REQUIRED WORK »
Pick out and copy every line below that has the word "phản".

DATA PROVIDED »
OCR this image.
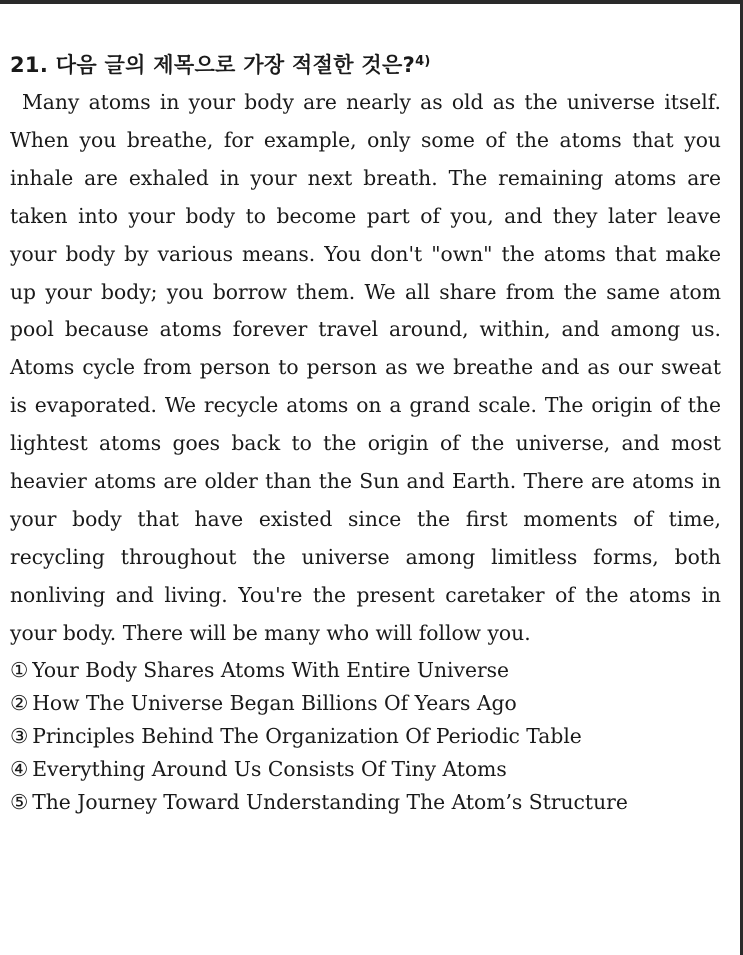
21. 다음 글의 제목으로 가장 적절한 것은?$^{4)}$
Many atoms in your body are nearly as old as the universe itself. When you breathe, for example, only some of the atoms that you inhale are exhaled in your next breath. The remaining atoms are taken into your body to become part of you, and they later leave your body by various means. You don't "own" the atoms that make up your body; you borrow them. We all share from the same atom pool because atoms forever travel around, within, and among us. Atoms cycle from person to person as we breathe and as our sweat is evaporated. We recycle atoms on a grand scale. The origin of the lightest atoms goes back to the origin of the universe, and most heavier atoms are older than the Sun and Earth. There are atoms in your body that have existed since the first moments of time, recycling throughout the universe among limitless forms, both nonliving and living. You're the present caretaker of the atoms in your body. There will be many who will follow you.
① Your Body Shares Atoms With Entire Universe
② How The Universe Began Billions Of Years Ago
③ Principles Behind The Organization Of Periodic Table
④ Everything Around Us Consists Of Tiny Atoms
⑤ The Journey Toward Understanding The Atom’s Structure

--

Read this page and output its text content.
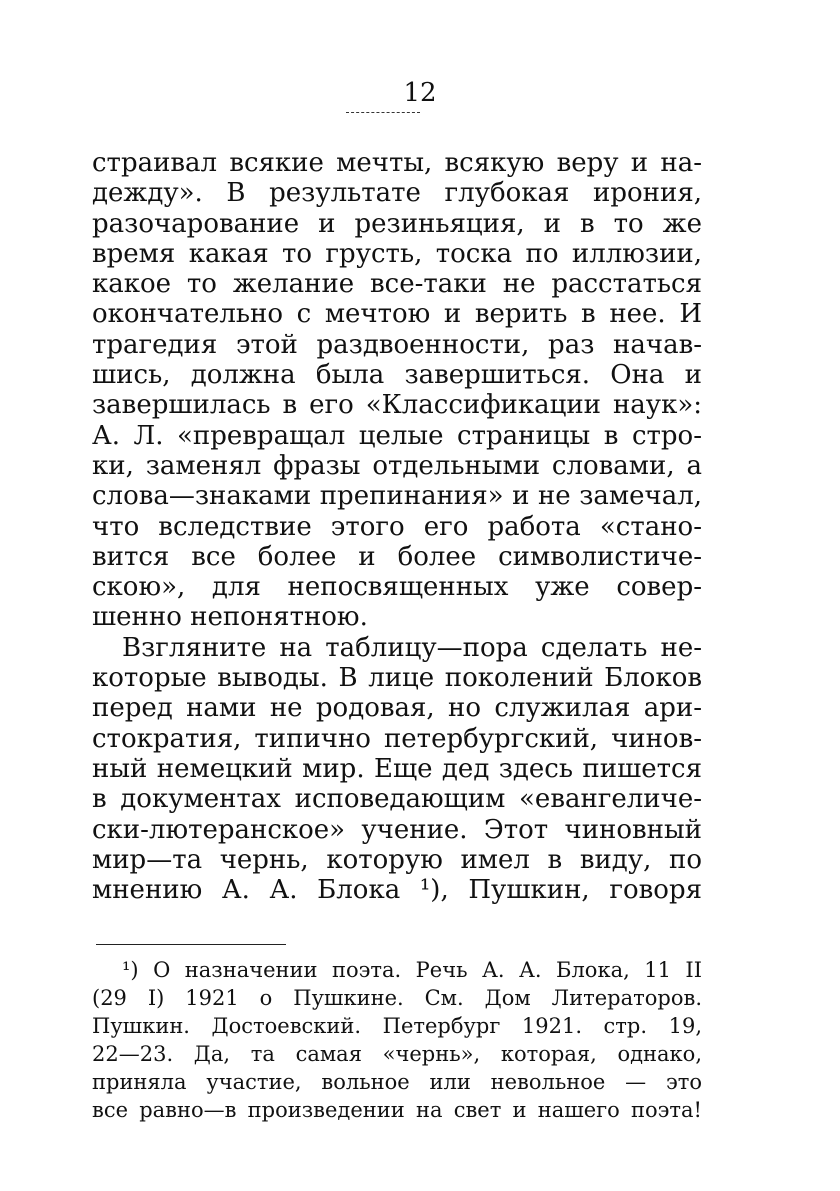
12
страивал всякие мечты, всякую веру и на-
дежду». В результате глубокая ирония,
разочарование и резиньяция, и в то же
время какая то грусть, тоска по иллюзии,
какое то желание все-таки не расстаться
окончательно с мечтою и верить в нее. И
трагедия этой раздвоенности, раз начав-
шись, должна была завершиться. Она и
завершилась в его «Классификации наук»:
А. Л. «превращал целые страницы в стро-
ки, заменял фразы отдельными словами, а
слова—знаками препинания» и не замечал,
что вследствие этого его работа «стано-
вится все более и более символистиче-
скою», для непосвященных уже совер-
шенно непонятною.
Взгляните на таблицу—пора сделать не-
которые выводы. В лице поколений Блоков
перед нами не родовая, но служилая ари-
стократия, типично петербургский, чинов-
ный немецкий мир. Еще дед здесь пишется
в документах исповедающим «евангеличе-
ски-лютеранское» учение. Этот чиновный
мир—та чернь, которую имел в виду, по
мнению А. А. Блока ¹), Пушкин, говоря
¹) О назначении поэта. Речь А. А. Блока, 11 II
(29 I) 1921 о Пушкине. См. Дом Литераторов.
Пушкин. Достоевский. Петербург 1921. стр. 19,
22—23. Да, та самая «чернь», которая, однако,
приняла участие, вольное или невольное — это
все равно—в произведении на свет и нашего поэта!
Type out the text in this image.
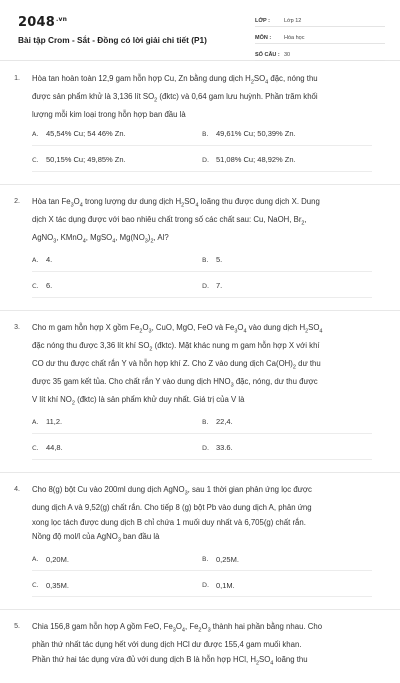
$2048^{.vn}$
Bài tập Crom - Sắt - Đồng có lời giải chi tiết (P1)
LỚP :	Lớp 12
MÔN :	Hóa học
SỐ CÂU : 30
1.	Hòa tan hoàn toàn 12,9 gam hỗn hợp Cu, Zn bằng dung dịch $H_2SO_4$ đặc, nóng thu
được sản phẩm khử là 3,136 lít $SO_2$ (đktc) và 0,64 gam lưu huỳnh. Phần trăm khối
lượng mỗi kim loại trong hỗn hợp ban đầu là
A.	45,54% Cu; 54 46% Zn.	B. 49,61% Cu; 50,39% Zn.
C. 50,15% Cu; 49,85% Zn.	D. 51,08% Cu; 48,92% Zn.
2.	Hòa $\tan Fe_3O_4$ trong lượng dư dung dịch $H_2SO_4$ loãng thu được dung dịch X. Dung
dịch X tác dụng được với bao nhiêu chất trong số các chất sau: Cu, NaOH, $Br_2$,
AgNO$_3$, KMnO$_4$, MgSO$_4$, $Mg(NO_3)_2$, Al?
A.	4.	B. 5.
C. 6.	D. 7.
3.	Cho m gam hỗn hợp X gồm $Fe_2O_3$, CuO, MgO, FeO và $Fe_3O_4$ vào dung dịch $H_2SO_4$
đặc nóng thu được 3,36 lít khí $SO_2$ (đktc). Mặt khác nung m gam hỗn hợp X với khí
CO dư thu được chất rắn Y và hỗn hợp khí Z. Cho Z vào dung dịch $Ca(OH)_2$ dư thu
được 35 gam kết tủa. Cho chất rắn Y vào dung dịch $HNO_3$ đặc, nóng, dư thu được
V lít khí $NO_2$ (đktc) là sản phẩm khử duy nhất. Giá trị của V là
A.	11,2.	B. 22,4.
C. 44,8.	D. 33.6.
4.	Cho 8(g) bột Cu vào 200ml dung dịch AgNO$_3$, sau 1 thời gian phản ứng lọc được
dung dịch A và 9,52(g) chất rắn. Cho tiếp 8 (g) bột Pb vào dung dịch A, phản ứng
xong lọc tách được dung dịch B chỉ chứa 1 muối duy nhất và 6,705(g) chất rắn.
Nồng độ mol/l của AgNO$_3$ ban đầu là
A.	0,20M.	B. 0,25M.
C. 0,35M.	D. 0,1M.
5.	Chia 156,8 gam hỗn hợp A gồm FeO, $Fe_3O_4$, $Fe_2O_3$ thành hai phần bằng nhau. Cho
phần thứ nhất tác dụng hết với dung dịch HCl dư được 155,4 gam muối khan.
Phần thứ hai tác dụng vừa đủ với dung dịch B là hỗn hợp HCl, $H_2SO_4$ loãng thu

OUTPUT FOR THIS TASK »
4.	Cho 8(g) bột Cu vào 200ml dung dịch AgNO$_3$, sau 1 thời gian phản ứng lọc được
dung dịch A và 9,52(g) chất rắn. Cho tiếp 8 (g) bột Pb vào dung dịch A, phản ứng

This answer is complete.